§ Your goal: Give, as a bare number, the count of lines that contain the word "image".

§ Information supplied:
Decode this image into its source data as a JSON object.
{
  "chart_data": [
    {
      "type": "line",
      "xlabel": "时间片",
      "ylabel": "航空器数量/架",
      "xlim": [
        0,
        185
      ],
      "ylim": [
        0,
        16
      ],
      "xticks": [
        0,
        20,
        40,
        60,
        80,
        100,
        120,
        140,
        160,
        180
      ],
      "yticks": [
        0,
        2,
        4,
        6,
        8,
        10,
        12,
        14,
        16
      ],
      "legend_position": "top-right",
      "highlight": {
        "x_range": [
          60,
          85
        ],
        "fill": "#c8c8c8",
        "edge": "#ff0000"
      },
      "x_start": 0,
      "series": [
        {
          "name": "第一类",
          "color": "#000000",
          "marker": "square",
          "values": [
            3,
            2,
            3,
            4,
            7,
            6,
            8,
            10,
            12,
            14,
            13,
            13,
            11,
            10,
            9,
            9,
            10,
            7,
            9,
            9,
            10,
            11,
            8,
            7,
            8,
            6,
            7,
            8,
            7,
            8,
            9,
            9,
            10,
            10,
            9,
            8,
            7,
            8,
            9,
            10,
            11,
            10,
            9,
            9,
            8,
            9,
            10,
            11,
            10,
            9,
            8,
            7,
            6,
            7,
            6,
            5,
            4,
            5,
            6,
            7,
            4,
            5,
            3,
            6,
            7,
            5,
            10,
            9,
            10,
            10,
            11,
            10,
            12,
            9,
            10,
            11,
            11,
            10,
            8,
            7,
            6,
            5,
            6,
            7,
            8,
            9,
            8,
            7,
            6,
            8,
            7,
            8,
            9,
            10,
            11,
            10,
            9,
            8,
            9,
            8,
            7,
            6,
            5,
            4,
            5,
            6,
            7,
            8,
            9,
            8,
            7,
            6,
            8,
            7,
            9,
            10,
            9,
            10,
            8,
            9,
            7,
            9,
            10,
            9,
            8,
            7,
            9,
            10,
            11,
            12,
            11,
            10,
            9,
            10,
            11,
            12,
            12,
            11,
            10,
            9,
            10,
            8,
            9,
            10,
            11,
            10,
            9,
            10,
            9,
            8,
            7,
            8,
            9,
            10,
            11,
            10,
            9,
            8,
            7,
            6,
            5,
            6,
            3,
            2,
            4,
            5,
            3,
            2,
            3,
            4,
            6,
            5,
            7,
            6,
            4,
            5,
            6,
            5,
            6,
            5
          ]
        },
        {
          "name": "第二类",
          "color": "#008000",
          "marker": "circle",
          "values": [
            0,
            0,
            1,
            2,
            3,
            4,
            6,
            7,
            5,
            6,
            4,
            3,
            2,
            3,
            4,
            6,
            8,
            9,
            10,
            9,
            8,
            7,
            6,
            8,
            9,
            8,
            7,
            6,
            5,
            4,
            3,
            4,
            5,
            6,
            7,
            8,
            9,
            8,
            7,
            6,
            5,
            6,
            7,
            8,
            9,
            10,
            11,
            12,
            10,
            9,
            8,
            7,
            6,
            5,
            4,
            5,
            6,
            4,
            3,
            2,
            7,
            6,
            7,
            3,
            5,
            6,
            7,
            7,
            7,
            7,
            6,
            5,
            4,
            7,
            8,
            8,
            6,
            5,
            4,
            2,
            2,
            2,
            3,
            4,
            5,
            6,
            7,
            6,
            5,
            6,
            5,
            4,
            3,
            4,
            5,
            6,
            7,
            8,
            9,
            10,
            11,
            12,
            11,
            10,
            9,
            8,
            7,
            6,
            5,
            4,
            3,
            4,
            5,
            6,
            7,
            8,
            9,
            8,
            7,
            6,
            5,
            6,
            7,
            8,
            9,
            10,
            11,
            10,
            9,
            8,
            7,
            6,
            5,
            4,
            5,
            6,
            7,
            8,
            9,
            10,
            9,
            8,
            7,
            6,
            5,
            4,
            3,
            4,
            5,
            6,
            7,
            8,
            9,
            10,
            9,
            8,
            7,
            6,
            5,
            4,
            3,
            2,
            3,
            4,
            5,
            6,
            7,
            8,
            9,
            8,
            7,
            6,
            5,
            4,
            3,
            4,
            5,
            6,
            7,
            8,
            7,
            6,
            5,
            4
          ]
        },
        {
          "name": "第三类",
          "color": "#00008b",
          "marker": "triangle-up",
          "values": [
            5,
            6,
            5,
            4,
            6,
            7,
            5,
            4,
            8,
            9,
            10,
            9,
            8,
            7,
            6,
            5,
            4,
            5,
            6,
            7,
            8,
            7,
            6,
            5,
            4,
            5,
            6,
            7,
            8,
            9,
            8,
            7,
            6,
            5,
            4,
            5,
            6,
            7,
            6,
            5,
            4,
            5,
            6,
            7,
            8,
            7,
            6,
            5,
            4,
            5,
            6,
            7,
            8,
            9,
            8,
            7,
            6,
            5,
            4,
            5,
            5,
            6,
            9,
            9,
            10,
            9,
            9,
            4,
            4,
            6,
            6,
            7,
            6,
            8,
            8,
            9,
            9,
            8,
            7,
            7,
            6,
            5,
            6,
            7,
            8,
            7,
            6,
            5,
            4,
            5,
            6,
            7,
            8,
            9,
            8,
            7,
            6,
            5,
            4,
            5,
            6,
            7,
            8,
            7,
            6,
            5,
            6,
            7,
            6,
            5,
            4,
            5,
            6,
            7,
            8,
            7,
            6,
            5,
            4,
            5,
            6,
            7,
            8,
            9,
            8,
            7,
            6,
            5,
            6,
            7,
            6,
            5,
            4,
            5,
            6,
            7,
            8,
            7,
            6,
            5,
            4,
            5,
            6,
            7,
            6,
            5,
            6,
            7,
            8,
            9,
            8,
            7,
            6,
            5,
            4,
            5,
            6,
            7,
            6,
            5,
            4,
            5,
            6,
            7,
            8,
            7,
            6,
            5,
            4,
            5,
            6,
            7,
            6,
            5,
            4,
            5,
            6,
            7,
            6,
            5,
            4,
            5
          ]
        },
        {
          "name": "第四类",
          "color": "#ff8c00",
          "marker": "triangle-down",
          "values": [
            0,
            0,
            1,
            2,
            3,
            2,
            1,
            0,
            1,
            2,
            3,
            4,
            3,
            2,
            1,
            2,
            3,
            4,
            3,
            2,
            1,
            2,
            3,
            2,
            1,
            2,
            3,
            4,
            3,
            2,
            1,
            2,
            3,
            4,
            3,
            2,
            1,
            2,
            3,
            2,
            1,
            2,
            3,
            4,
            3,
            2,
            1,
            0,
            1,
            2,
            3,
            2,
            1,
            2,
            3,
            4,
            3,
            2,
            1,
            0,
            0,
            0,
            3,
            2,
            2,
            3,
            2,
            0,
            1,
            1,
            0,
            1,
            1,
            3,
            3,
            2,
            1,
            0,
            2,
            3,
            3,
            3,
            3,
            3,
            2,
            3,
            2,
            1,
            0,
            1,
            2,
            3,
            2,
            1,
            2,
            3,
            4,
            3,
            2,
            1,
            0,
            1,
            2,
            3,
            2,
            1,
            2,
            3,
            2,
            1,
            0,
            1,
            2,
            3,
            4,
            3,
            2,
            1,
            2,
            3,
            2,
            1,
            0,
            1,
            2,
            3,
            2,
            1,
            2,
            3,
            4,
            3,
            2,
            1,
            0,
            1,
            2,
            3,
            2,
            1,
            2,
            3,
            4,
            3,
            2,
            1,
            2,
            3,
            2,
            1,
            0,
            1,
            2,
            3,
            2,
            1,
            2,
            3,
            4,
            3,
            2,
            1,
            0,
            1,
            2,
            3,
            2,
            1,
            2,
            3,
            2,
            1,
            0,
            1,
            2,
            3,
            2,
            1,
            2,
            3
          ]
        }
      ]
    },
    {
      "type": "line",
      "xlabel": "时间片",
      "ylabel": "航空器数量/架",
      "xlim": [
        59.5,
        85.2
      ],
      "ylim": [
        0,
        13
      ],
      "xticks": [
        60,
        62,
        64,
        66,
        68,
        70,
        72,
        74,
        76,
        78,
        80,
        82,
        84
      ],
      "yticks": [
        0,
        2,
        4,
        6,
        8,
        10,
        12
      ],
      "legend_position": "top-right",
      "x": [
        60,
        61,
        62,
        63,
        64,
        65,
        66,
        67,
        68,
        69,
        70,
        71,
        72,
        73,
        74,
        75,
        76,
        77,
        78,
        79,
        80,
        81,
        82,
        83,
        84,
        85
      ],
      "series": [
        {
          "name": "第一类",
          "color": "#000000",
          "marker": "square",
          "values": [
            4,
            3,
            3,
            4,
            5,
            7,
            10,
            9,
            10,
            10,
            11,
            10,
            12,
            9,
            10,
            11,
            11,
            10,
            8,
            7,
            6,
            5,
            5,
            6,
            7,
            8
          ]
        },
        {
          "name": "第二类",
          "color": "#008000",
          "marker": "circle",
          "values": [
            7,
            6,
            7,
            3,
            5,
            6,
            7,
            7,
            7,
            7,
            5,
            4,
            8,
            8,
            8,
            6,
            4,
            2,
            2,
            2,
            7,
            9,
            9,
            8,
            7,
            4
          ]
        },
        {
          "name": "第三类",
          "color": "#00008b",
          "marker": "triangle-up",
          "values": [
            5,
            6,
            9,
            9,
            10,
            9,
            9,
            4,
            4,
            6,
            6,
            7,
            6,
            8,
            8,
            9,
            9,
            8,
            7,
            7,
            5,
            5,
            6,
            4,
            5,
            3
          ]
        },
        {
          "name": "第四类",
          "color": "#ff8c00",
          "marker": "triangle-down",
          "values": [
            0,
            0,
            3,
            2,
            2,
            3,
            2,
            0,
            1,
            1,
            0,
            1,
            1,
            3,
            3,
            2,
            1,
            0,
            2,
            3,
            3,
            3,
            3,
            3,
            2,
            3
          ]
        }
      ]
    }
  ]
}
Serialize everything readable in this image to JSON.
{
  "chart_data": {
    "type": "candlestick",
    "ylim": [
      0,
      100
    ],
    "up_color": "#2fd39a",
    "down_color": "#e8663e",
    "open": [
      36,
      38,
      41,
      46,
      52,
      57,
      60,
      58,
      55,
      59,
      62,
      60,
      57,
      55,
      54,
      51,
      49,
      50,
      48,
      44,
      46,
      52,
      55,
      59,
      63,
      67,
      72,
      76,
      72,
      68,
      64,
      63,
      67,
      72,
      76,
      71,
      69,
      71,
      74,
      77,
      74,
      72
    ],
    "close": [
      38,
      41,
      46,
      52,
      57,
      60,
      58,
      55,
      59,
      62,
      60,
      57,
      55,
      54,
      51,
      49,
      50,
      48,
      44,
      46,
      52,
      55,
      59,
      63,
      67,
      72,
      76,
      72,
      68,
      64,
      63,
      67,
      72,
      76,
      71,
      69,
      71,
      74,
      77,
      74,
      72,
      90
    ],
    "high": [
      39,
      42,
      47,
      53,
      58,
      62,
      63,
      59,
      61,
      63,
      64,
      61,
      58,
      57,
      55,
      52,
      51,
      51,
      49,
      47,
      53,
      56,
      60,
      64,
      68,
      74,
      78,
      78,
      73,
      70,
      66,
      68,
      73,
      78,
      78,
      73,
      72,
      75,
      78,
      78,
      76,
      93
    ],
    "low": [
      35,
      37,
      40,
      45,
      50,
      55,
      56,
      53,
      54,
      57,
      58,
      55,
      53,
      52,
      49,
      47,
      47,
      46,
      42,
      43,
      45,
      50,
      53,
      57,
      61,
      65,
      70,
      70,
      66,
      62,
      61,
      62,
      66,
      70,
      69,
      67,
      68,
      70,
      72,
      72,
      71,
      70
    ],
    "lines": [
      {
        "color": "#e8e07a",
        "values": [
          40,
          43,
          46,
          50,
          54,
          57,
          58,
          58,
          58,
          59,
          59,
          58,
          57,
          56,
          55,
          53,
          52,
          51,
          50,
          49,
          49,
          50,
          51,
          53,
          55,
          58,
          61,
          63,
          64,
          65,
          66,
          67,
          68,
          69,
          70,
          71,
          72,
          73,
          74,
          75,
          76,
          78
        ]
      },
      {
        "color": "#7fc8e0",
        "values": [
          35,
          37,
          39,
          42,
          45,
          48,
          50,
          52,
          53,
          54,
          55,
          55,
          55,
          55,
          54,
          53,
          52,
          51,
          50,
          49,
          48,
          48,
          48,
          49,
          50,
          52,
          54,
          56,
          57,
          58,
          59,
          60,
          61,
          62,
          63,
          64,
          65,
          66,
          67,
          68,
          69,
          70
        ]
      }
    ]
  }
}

§ Final result: 2